#### What to work on:
Extract and list every line that contains the word "ciężarowi".

======== Material for the task

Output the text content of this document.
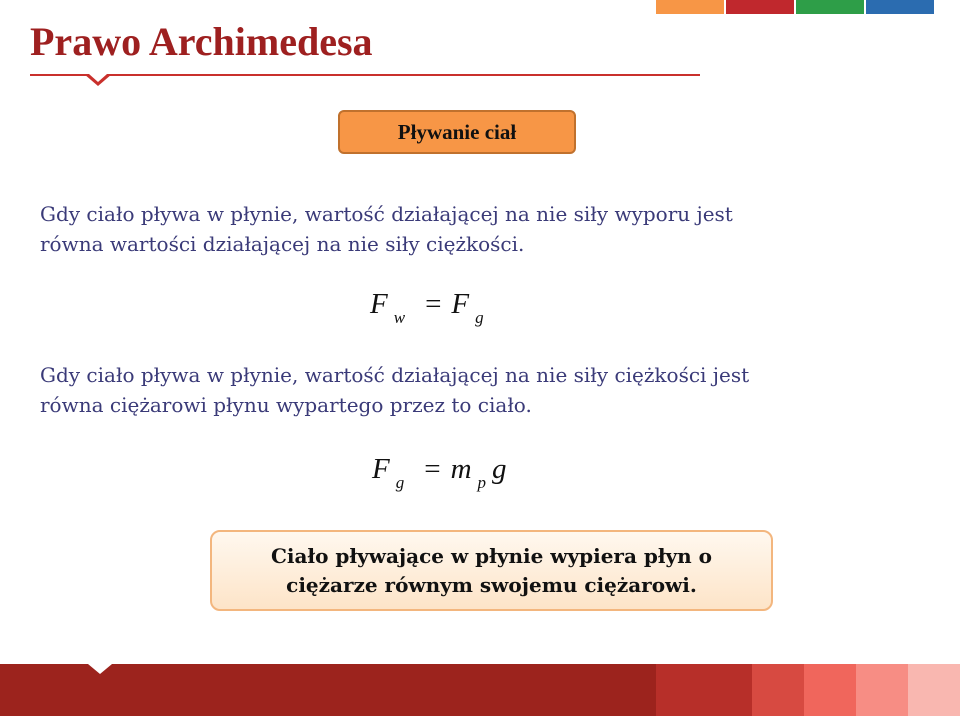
Prawo Archimedesa
Pływanie ciał

Gdy ciało pływa w płynie, wartość działającej na nie siły wyporu jest
równa wartości działającej na nie siły ciężkości.

Fw = F g

Gdy ciało pływa w płynie, wartość działającej na nie siły ciężkości jest
równa ciężarowi płynu wypartego przez to ciało.

Fg = m p g
Ciało pływające w płynie wypiera płyn o
ciężarze równym swojemu ciężarowi.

================

#### Solved exercise:
równa ciężarowi płynu wypartego przez to ciało.
ciężarze równym swojemu ciężarowi.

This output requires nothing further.